Exercise objective: What follows is a listing; restate every line of it word for word.

***** Items

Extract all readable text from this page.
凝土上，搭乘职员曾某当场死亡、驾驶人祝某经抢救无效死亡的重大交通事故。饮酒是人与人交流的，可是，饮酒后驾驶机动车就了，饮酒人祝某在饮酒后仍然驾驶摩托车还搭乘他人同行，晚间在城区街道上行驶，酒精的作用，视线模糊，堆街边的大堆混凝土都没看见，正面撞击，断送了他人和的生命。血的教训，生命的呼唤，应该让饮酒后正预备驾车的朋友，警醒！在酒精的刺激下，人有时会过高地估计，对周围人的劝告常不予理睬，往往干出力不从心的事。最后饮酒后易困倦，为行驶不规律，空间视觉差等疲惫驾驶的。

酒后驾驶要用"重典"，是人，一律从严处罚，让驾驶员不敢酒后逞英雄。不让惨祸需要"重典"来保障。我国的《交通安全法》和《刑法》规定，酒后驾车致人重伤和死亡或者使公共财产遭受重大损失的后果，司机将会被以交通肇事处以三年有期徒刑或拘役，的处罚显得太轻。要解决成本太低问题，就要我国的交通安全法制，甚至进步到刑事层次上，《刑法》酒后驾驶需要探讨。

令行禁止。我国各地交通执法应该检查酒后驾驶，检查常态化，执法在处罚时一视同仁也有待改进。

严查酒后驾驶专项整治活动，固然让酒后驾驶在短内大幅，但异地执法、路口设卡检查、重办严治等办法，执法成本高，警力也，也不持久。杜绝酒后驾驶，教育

**********

Result of the task:
Extract all readable text from this page.
凝土上，搭乘职员曾某当场死亡、驾驶人祝某经抢救无效死亡的重大交通事故。饮酒是人与人交流的，可是，饮酒后驾驶机动车就了，饮酒人祝某在饮酒后仍然驾驶摩托车还搭乘他人同行，晚间在城区街道上行驶，酒精的作用，视线模糊，堆街边的大堆混凝土都没看见，正面撞击，断送了他人和的生命。血的教训，生命的呼唤，应该让饮酒后正预备驾车的朋友，警醒！在酒精的刺激下，人有时会过高地估计，对周围人的劝告常不予理睬，往往干出力不从心的事。最后饮酒后易困倦，为行驶不规律，空间视觉差等疲惫驾驶的。

酒后驾驶要用"重典"，是人，一律从严处罚，让驾驶员不敢酒后逞英雄。不让惨祸需要"重典"来保障。我国的《交通安全法》和《刑法》规定，酒后驾车致人重伤和死亡或者使公共财产遭受重大损失的后果，司机将会被以交通肇事处以三年有期徒刑或拘役，的处罚显得太轻。要解决成本太低问题，就要我国的交通安全法制，甚至进步到刑事层次上，《刑法》酒后驾驶需要探讨。

令行禁止。我国各地交通执法应该检查酒后驾驶，检查常态化，执法在处罚时一视同仁也有待改进。

严查酒后驾驶专项整治活动，固然让酒后驾驶在短内大幅，但异地执法、路口设卡检查、重办严治等办法，执法成本高，警力也，也不持久。杜绝酒后驾驶，教育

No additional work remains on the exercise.